Direction:
Transcribe the listing word for word.

Available data:
** Begin **

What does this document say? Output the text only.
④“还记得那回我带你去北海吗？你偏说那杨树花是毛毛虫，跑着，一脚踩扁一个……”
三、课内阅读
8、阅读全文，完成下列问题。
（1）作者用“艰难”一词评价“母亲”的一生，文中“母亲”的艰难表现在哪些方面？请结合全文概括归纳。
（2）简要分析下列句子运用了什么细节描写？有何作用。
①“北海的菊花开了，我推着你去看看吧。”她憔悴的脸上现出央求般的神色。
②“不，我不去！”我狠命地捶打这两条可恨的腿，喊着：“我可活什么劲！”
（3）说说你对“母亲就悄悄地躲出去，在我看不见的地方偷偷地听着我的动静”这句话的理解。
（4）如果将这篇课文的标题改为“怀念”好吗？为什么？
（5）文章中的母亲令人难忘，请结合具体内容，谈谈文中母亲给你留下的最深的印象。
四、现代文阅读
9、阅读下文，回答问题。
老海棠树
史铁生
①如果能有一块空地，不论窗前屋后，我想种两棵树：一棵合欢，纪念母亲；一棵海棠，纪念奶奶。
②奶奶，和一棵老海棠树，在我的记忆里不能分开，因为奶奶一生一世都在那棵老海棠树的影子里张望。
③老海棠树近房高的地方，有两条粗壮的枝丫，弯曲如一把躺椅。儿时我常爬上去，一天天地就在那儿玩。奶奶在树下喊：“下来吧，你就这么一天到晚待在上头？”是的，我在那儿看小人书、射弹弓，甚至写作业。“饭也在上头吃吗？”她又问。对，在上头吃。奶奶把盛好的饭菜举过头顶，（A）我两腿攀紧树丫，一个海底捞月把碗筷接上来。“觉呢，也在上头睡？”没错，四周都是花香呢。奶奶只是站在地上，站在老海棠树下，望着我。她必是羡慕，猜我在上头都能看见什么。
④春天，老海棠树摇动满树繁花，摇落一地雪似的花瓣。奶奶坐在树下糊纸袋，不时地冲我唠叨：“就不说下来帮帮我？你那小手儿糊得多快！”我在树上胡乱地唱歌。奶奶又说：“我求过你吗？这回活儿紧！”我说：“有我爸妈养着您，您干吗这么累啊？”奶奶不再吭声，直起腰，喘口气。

** End **

Reply to the exercise:
What does this document say? Output the text only.
④“还记得那回我带你去北海吗？你偏说那杨树花是毛毛虫，跑着，一脚踩扁一个……”
三、课内阅读
8、阅读全文，完成下列问题。
（1）作者用“艰难”一词评价“母亲”的一生，文中“母亲”的艰难表现在哪些方面？请结合全文概括归纳。
（2）简要分析下列句子运用了什么细节描写？有何作用。
①“北海的菊花开了，我推着你去看看吧。”她憔悴的脸上现出央求般的神色。
②“不，我不去！”我狠命地捶打这两条可恨的腿，喊着：“我可活什么劲！”
（3）说说你对“母亲就悄悄地躲出去，在我看不见的地方偷偷地听着我的动静”这句话的理解。
（4）如果将这篇课文的标题改为“怀念”好吗？为什么？
（5）文章中的母亲令人难忘，请结合具体内容，谈谈文中母亲给你留下的最深的印象。
四、现代文阅读
9、阅读下文，回答问题。
老海棠树
史铁生
①如果能有一块空地，不论窗前屋后，我想种两棵树：一棵合欢，纪念母亲；一棵海棠，纪念奶奶。
②奶奶，和一棵老海棠树，在我的记忆里不能分开，因为奶奶一生一世都在那棵老海棠树的影子里张望。
③老海棠树近房高的地方，有两条粗壮的枝丫，弯曲如一把躺椅。儿时我常爬上去，一天天地就在那儿玩。奶奶在树下喊：“下来吧，你就这么一天到晚待在上头？”是的，我在那儿看小人书、射弹弓，甚至写作业。“饭也在上头吃吗？”她又问。对，在上头吃。奶奶把盛好的饭菜举过头顶，（A）我两腿攀紧树丫，一个海底捞月把碗筷接上来。“觉呢，也在上头睡？”没错，四周都是花香呢。奶奶只是站在地上，站在老海棠树下，望着我。她必是羡慕，猜我在上头都能看见什么。
④春天，老海棠树摇动满树繁花，摇落一地雪似的花瓣。奶奶坐在树下糊纸袋，不时地冲我唠叨：“就不说下来帮帮我？你那小手儿糊得多快！”我在树上胡乱地唱歌。奶奶又说：“我求过你吗？这回活儿紧！”我说：“有我爸妈养着您，您干吗这么累啊？”奶奶不再吭声，直起腰，喘口气。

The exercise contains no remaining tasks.